━━ Dataset extract ━━

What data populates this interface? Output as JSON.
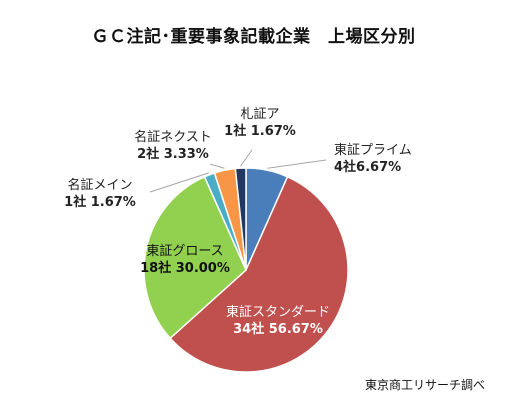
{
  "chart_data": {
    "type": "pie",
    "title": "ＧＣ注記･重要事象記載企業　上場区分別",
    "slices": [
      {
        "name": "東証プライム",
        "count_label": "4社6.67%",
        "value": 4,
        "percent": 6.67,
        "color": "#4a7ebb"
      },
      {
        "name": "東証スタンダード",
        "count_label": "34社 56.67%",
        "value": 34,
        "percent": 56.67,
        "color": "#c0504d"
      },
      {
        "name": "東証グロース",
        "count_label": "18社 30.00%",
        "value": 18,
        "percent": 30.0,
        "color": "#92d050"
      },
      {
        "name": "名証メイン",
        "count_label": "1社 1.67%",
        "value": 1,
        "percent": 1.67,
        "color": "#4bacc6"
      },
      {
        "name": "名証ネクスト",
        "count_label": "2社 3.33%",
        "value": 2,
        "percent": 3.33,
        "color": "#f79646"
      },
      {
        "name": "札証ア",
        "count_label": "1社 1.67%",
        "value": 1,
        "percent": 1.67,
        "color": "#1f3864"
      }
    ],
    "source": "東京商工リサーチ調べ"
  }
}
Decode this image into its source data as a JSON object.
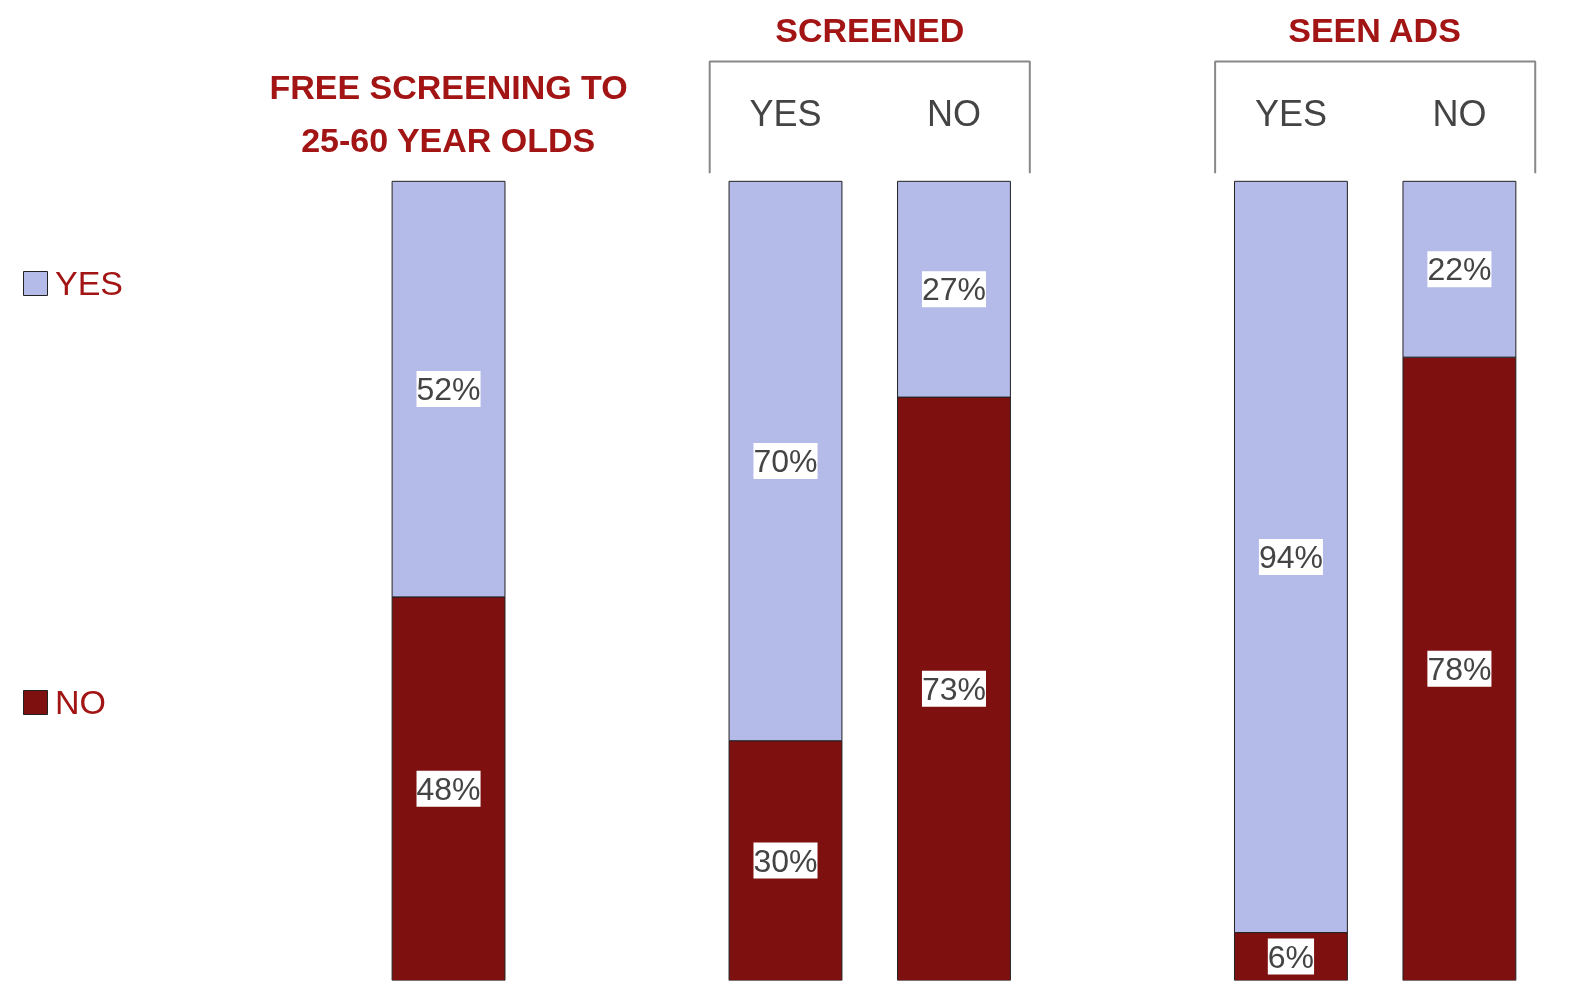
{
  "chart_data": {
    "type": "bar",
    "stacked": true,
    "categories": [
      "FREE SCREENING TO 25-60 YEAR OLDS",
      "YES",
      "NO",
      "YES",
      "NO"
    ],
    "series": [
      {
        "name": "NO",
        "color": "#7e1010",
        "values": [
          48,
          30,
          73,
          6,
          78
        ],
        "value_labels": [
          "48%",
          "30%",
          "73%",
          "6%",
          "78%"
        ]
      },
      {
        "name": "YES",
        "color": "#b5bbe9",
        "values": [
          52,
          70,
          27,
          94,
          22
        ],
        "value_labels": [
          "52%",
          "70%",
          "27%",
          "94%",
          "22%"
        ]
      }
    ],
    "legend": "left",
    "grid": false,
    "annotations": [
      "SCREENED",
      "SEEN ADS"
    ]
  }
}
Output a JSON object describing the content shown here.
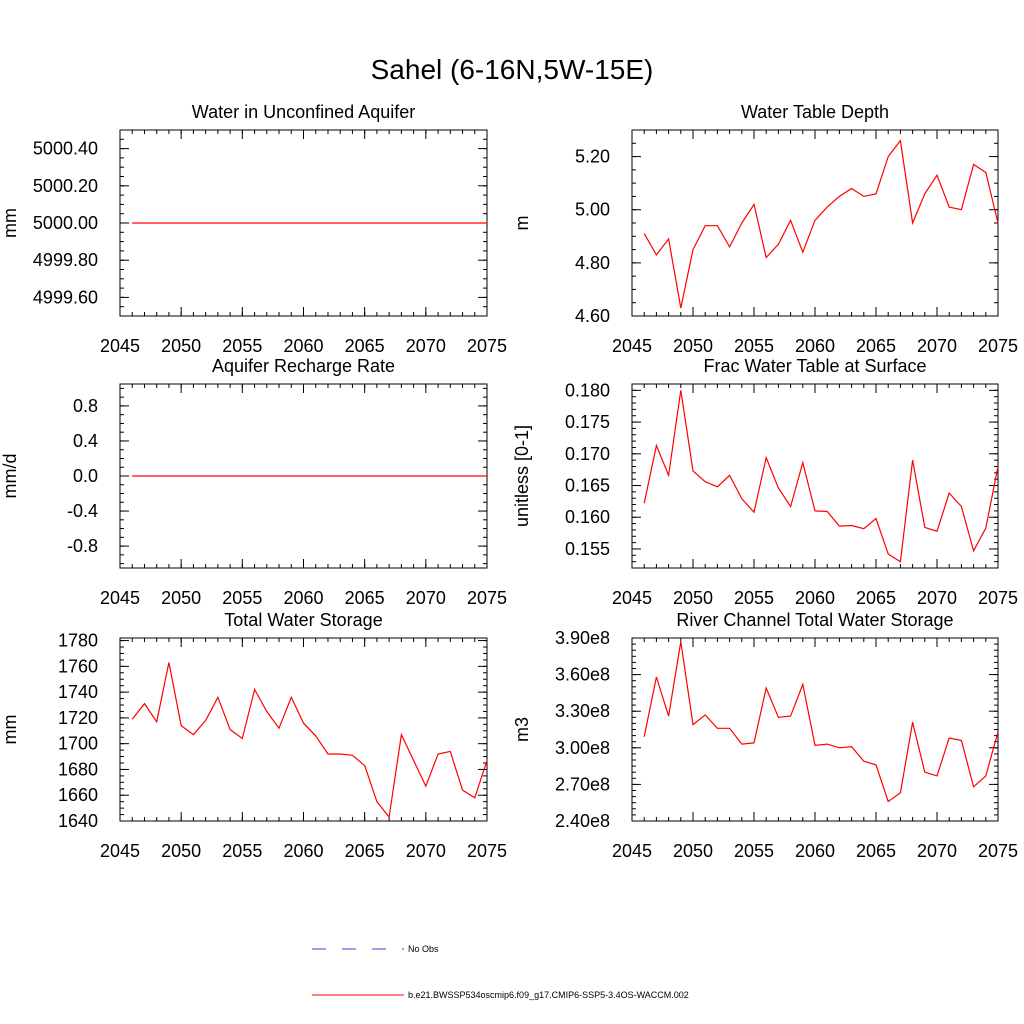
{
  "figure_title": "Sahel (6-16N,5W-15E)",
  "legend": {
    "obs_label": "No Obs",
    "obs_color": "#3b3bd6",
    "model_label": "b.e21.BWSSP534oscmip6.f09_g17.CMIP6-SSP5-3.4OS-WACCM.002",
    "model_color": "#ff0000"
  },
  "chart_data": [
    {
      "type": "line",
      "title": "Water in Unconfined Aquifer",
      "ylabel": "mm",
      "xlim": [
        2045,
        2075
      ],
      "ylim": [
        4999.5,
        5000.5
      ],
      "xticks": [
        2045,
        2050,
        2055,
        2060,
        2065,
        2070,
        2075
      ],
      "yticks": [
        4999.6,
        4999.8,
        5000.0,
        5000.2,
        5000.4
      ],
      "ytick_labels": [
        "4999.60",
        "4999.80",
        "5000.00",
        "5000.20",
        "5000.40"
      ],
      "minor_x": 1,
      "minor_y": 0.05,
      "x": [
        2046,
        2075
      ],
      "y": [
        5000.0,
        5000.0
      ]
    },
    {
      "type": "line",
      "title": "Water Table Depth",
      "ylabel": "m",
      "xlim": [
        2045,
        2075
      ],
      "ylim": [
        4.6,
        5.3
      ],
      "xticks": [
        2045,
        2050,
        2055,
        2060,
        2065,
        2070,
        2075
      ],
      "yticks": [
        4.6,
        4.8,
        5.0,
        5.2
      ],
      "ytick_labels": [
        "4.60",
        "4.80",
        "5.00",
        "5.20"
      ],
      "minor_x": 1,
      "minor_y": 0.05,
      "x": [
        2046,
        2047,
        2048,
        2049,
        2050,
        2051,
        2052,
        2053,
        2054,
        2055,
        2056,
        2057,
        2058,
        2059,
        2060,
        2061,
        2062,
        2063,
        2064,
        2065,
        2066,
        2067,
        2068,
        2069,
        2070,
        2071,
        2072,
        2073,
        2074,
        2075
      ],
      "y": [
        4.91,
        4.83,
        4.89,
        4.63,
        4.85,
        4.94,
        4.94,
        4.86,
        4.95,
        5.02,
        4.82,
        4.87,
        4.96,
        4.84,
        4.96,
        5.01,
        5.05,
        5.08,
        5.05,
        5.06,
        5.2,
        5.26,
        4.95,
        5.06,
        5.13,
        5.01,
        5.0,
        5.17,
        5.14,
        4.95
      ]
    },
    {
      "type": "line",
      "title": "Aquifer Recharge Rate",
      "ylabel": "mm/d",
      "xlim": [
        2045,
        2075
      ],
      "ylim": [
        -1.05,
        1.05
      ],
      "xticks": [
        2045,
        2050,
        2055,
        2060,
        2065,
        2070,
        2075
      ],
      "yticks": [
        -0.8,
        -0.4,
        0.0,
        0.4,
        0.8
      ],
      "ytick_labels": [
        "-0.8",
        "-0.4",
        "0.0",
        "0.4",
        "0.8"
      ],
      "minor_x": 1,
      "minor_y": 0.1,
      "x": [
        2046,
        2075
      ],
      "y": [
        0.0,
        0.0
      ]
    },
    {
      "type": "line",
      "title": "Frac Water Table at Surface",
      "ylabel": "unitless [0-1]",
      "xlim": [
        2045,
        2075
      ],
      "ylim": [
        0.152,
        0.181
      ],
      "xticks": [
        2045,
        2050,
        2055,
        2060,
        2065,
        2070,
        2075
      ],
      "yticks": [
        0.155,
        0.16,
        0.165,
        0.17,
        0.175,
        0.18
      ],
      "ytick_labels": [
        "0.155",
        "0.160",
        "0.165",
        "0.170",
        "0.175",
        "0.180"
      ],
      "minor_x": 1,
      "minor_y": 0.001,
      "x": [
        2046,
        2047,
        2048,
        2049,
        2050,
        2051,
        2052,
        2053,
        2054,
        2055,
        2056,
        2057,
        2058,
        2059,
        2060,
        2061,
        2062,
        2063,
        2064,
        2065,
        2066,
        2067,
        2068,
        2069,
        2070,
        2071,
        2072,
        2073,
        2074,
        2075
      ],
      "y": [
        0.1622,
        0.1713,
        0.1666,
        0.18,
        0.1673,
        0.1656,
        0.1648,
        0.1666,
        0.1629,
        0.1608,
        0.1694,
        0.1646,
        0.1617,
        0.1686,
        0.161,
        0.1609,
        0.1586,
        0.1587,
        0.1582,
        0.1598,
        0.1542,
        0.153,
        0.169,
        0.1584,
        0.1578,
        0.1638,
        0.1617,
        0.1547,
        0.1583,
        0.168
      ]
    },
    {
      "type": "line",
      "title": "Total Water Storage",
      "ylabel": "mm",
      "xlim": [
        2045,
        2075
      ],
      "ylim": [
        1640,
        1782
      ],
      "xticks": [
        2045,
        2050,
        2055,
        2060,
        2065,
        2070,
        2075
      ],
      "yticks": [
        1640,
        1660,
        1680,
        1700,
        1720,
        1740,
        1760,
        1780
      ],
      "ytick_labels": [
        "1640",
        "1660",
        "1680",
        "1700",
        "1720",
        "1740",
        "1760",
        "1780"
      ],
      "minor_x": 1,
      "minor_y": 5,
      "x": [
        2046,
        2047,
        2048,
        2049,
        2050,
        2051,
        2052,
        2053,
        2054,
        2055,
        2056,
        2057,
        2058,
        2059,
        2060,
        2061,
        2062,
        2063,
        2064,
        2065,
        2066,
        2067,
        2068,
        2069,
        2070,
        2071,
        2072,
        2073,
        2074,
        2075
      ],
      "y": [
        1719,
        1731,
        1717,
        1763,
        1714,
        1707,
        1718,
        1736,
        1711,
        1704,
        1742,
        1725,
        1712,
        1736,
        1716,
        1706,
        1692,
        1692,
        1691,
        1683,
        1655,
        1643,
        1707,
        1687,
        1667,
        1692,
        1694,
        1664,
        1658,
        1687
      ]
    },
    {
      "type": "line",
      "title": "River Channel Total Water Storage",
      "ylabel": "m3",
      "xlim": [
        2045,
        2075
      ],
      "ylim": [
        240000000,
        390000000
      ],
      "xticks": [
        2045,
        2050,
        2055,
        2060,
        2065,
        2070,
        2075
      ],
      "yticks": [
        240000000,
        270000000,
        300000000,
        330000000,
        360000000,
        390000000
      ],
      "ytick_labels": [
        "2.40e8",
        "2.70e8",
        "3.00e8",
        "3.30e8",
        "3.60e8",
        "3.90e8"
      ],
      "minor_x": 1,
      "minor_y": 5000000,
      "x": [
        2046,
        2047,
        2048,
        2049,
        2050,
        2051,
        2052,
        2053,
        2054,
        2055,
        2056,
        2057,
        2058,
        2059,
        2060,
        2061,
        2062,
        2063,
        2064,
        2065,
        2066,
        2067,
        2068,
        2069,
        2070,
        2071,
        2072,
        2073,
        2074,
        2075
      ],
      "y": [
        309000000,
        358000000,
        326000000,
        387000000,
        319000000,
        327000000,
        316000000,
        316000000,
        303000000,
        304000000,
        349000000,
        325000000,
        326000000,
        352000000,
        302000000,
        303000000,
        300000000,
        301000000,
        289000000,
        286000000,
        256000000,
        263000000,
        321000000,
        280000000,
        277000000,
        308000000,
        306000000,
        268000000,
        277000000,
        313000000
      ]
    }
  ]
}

━━━

• Problem requirements: List each line of the records that holds the string "name".

• Problem solution:
        "name": "東証プライム",
        "name": "東証スタンダード",
        "name": "東証グロース",
        "name": "名証メイン",
        "name": "名証ネクスト",
        "name": "札証ア",
        "name": "NO",
        "name": "YES",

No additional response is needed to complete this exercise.